#### DO THIS
Do not copy the pictures; transcribe all other material exactly.

Records about charts and figures
>> Begin
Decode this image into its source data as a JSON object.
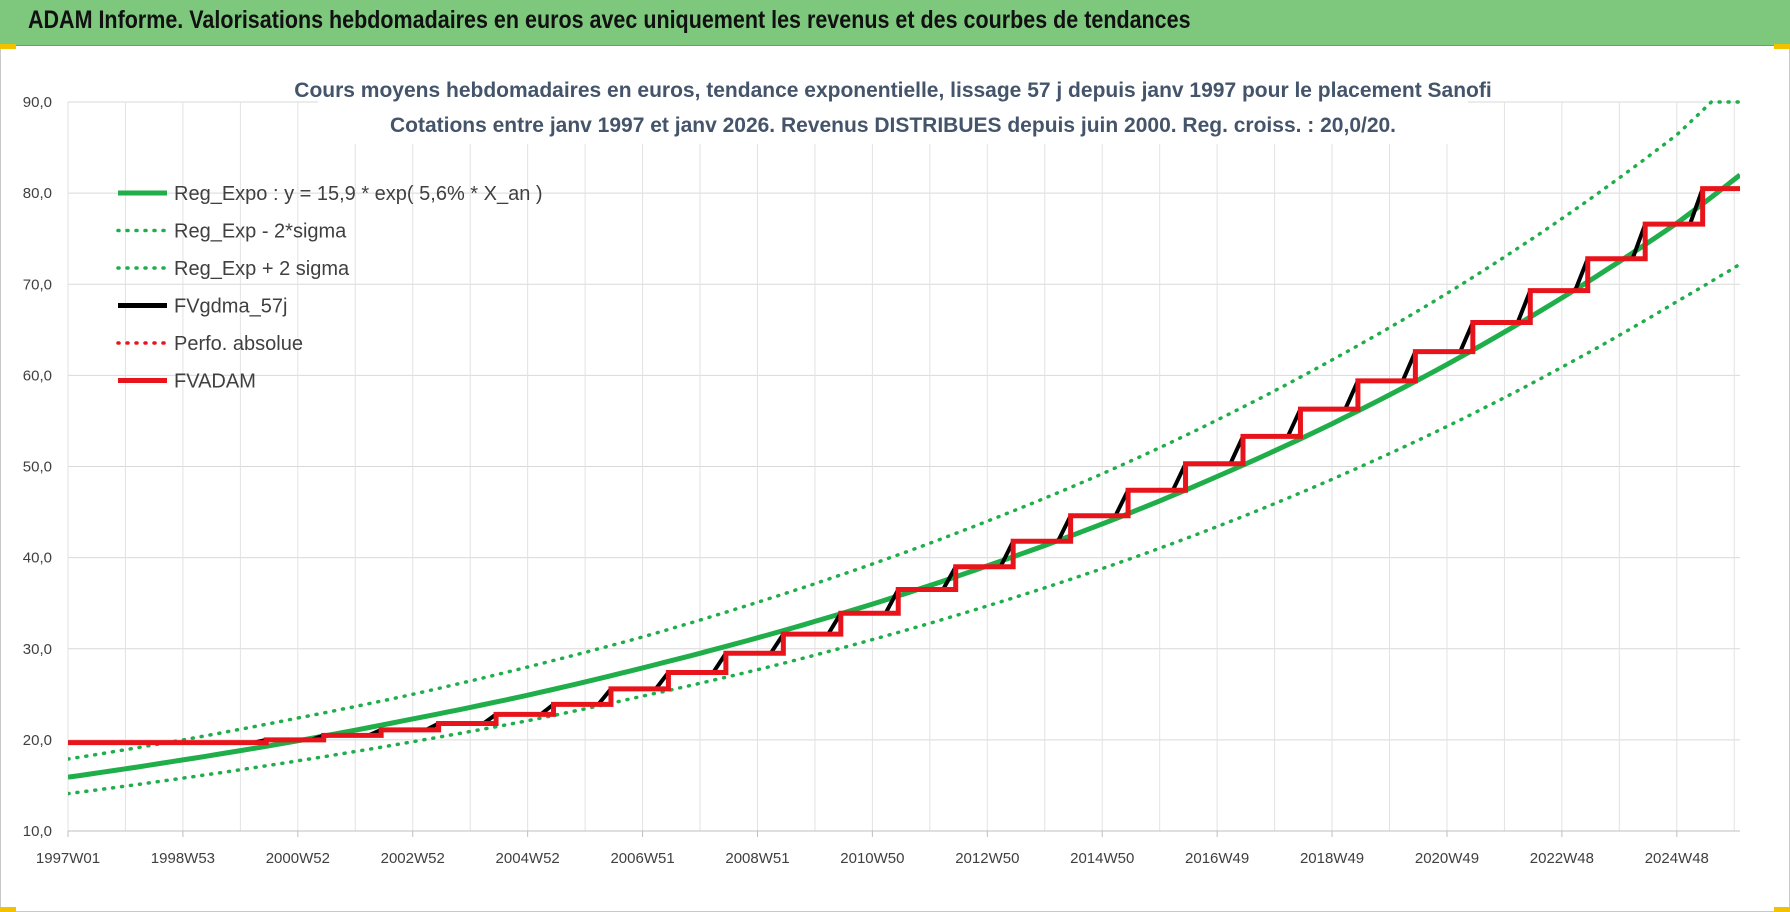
{
  "header": {
    "title": "ADAM Informe. Valorisations hebdomadaires en euros avec uniquement les revenus et des courbes de tendances"
  },
  "chart_data": {
    "type": "line",
    "title_lines": [
      "Cours moyens hebdomadaires en euros, tendance exponentielle, lissage 57 j depuis janv 1997 pour le placement Sanofi",
      "Cotations entre janv 1997 et janv 2026. Revenus DISTRIBUES depuis juin 2000. Reg. croiss. : 20,0/20."
    ],
    "xlabel": "",
    "ylabel": "",
    "x_range": [
      1997.0,
      2026.1
    ],
    "ylim": [
      10,
      90
    ],
    "y_ticks": [
      "10,0",
      "20,0",
      "30,0",
      "40,0",
      "50,0",
      "60,0",
      "70,0",
      "80,0",
      "90,0"
    ],
    "x_ticks": [
      {
        "label": "1997W01",
        "x": 1997.0
      },
      {
        "label": "1998W53",
        "x": 1999.0
      },
      {
        "label": "2000W52",
        "x": 2001.0
      },
      {
        "label": "2002W52",
        "x": 2003.0
      },
      {
        "label": "2004W52",
        "x": 2005.0
      },
      {
        "label": "2006W51",
        "x": 2007.0
      },
      {
        "label": "2008W51",
        "x": 2009.0
      },
      {
        "label": "2010W50",
        "x": 2011.0
      },
      {
        "label": "2012W50",
        "x": 2013.0
      },
      {
        "label": "2014W50",
        "x": 2015.0
      },
      {
        "label": "2016W49",
        "x": 2017.0
      },
      {
        "label": "2018W49",
        "x": 2019.0
      },
      {
        "label": "2020W49",
        "x": 2021.0
      },
      {
        "label": "2022W48",
        "x": 2023.0
      },
      {
        "label": "2024W48",
        "x": 2025.0
      }
    ],
    "grid": true,
    "legend_position": "top-left",
    "series": [
      {
        "name": "Reg_Expo : y = 15,9 * exp( 5,6% *  X_an )",
        "color": "#1fae4a",
        "style": "solid",
        "width": 5,
        "x": [
          1997.0,
          1999.0,
          2001.0,
          2003.0,
          2005.0,
          2007.0,
          2009.0,
          2011.0,
          2013.0,
          2015.0,
          2017.0,
          2019.0,
          2021.0,
          2023.0,
          2025.0,
          2026.1
        ],
        "values": [
          15.9,
          17.8,
          19.9,
          22.3,
          24.9,
          27.9,
          31.2,
          34.9,
          39.1,
          43.7,
          48.9,
          54.7,
          61.2,
          68.5,
          76.7,
          82.0
        ]
      },
      {
        "name": "Reg_Exp - 2*sigma",
        "color": "#1fae4a",
        "style": "dotted",
        "width": 3.5,
        "x": [
          1997.0,
          1999.0,
          2001.0,
          2003.0,
          2005.0,
          2007.0,
          2009.0,
          2011.0,
          2013.0,
          2015.0,
          2017.0,
          2019.0,
          2021.0,
          2023.0,
          2025.0,
          2026.1
        ],
        "values": [
          14.1,
          15.8,
          17.7,
          19.8,
          22.1,
          24.8,
          27.7,
          31.0,
          34.7,
          38.8,
          43.4,
          48.6,
          54.4,
          60.9,
          68.1,
          72.2
        ]
      },
      {
        "name": "Reg_Exp + 2 sigma",
        "color": "#1fae4a",
        "style": "dotted",
        "width": 3.5,
        "x": [
          1997.0,
          1999.0,
          2001.0,
          2003.0,
          2005.0,
          2007.0,
          2009.0,
          2011.0,
          2013.0,
          2015.0,
          2017.0,
          2019.0,
          2021.0,
          2023.0,
          2025.0,
          2025.6,
          2026.1
        ],
        "values": [
          17.9,
          20.0,
          22.4,
          25.0,
          28.0,
          31.3,
          35.1,
          39.3,
          44.0,
          49.2,
          55.1,
          61.7,
          69.0,
          77.2,
          86.4,
          90.0,
          90.0
        ]
      },
      {
        "name": "FVgdma_57j",
        "color": "#000000",
        "style": "smooth-steps",
        "width": 4,
        "x": [
          1997.0,
          2000.45,
          2001.45,
          2002.45,
          2003.45,
          2004.45,
          2005.45,
          2006.45,
          2007.45,
          2008.45,
          2009.45,
          2010.45,
          2011.45,
          2012.45,
          2013.45,
          2014.45,
          2015.45,
          2016.45,
          2017.45,
          2018.45,
          2019.45,
          2020.45,
          2021.45,
          2022.45,
          2023.45,
          2024.45,
          2025.45,
          2026.1
        ],
        "values": [
          19.7,
          20.0,
          20.5,
          21.1,
          21.8,
          22.8,
          23.9,
          25.6,
          27.4,
          29.5,
          31.6,
          33.9,
          36.5,
          39.0,
          41.8,
          44.6,
          47.4,
          50.3,
          53.3,
          56.3,
          59.4,
          62.6,
          65.8,
          69.3,
          72.8,
          76.6,
          80.5,
          80.5
        ]
      },
      {
        "name": "Perfo. absolue",
        "color": "#e8141b",
        "style": "dotted",
        "width": 3,
        "x": [],
        "values": []
      },
      {
        "name": "FVADAM",
        "color": "#e8141b",
        "style": "steps",
        "width": 5,
        "x": [
          1997.0,
          2000.45,
          2001.45,
          2002.45,
          2003.45,
          2004.45,
          2005.45,
          2006.45,
          2007.45,
          2008.45,
          2009.45,
          2010.45,
          2011.45,
          2012.45,
          2013.45,
          2014.45,
          2015.45,
          2016.45,
          2017.45,
          2018.45,
          2019.45,
          2020.45,
          2021.45,
          2022.45,
          2023.45,
          2024.45,
          2025.45,
          2026.1
        ],
        "values": [
          19.7,
          20.0,
          20.5,
          21.1,
          21.8,
          22.8,
          23.9,
          25.6,
          27.4,
          29.5,
          31.6,
          33.9,
          36.5,
          39.0,
          41.8,
          44.6,
          47.4,
          50.3,
          53.3,
          56.3,
          59.4,
          62.6,
          65.8,
          69.3,
          72.8,
          76.6,
          80.5,
          80.5
        ]
      }
    ]
  }
}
>> End
#### FULL OUTPUT
Decode this image into its source data as a JSON object.
{
  "header": {
    "title": "ADAM Informe. Valorisations hebdomadaires en euros avec uniquement les revenus et des courbes de tendances"
  },
  "chart_data": {
    "type": "line",
    "title_lines": [
      "Cours moyens hebdomadaires en euros, tendance exponentielle, lissage 57 j depuis janv 1997 pour le placement Sanofi",
      "Cotations entre janv 1997 et janv 2026. Revenus DISTRIBUES depuis juin 2000. Reg. croiss. : 20,0/20."
    ],
    "xlabel": "",
    "ylabel": "",
    "x_range": [
      1997.0,
      2026.1
    ],
    "ylim": [
      10,
      90
    ],
    "y_ticks": [
      "10,0",
      "20,0",
      "30,0",
      "40,0",
      "50,0",
      "60,0",
      "70,0",
      "80,0",
      "90,0"
    ],
    "x_ticks": [
      {
        "label": "1997W01",
        "x": 1997.0
      },
      {
        "label": "1998W53",
        "x": 1999.0
      },
      {
        "label": "2000W52",
        "x": 2001.0
      },
      {
        "label": "2002W52",
        "x": 2003.0
      },
      {
        "label": "2004W52",
        "x": 2005.0
      },
      {
        "label": "2006W51",
        "x": 2007.0
      },
      {
        "label": "2008W51",
        "x": 2009.0
      },
      {
        "label": "2010W50",
        "x": 2011.0
      },
      {
        "label": "2012W50",
        "x": 2013.0
      },
      {
        "label": "2014W50",
        "x": 2015.0
      },
      {
        "label": "2016W49",
        "x": 2017.0
      },
      {
        "label": "2018W49",
        "x": 2019.0
      },
      {
        "label": "2020W49",
        "x": 2021.0
      },
      {
        "label": "2022W48",
        "x": 2023.0
      },
      {
        "label": "2024W48",
        "x": 2025.0
      }
    ],
    "grid": true,
    "legend_position": "top-left",
    "series": [
      {
        "name": "Reg_Expo : y = 15,9 * exp( 5,6% *  X_an )",
        "color": "#1fae4a",
        "style": "solid",
        "width": 5,
        "x": [
          1997.0,
          1999.0,
          2001.0,
          2003.0,
          2005.0,
          2007.0,
          2009.0,
          2011.0,
          2013.0,
          2015.0,
          2017.0,
          2019.0,
          2021.0,
          2023.0,
          2025.0,
          2026.1
        ],
        "values": [
          15.9,
          17.8,
          19.9,
          22.3,
          24.9,
          27.9,
          31.2,
          34.9,
          39.1,
          43.7,
          48.9,
          54.7,
          61.2,
          68.5,
          76.7,
          82.0
        ]
      },
      {
        "name": "Reg_Exp - 2*sigma",
        "color": "#1fae4a",
        "style": "dotted",
        "width": 3.5,
        "x": [
          1997.0,
          1999.0,
          2001.0,
          2003.0,
          2005.0,
          2007.0,
          2009.0,
          2011.0,
          2013.0,
          2015.0,
          2017.0,
          2019.0,
          2021.0,
          2023.0,
          2025.0,
          2026.1
        ],
        "values": [
          14.1,
          15.8,
          17.7,
          19.8,
          22.1,
          24.8,
          27.7,
          31.0,
          34.7,
          38.8,
          43.4,
          48.6,
          54.4,
          60.9,
          68.1,
          72.2
        ]
      },
      {
        "name": "Reg_Exp + 2 sigma",
        "color": "#1fae4a",
        "style": "dotted",
        "width": 3.5,
        "x": [
          1997.0,
          1999.0,
          2001.0,
          2003.0,
          2005.0,
          2007.0,
          2009.0,
          2011.0,
          2013.0,
          2015.0,
          2017.0,
          2019.0,
          2021.0,
          2023.0,
          2025.0,
          2025.6,
          2026.1
        ],
        "values": [
          17.9,
          20.0,
          22.4,
          25.0,
          28.0,
          31.3,
          35.1,
          39.3,
          44.0,
          49.2,
          55.1,
          61.7,
          69.0,
          77.2,
          86.4,
          90.0,
          90.0
        ]
      },
      {
        "name": "FVgdma_57j",
        "color": "#000000",
        "style": "smooth-steps",
        "width": 4,
        "x": [
          1997.0,
          2000.45,
          2001.45,
          2002.45,
          2003.45,
          2004.45,
          2005.45,
          2006.45,
          2007.45,
          2008.45,
          2009.45,
          2010.45,
          2011.45,
          2012.45,
          2013.45,
          2014.45,
          2015.45,
          2016.45,
          2017.45,
          2018.45,
          2019.45,
          2020.45,
          2021.45,
          2022.45,
          2023.45,
          2024.45,
          2025.45,
          2026.1
        ],
        "values": [
          19.7,
          20.0,
          20.5,
          21.1,
          21.8,
          22.8,
          23.9,
          25.6,
          27.4,
          29.5,
          31.6,
          33.9,
          36.5,
          39.0,
          41.8,
          44.6,
          47.4,
          50.3,
          53.3,
          56.3,
          59.4,
          62.6,
          65.8,
          69.3,
          72.8,
          76.6,
          80.5,
          80.5
        ]
      },
      {
        "name": "Perfo. absolue",
        "color": "#e8141b",
        "style": "dotted",
        "width": 3,
        "x": [],
        "values": []
      },
      {
        "name": "FVADAM",
        "color": "#e8141b",
        "style": "steps",
        "width": 5,
        "x": [
          1997.0,
          2000.45,
          2001.45,
          2002.45,
          2003.45,
          2004.45,
          2005.45,
          2006.45,
          2007.45,
          2008.45,
          2009.45,
          2010.45,
          2011.45,
          2012.45,
          2013.45,
          2014.45,
          2015.45,
          2016.45,
          2017.45,
          2018.45,
          2019.45,
          2020.45,
          2021.45,
          2022.45,
          2023.45,
          2024.45,
          2025.45,
          2026.1
        ],
        "values": [
          19.7,
          20.0,
          20.5,
          21.1,
          21.8,
          22.8,
          23.9,
          25.6,
          27.4,
          29.5,
          31.6,
          33.9,
          36.5,
          39.0,
          41.8,
          44.6,
          47.4,
          50.3,
          53.3,
          56.3,
          59.4,
          62.6,
          65.8,
          69.3,
          72.8,
          76.6,
          80.5,
          80.5
        ]
      }
    ]
  }
}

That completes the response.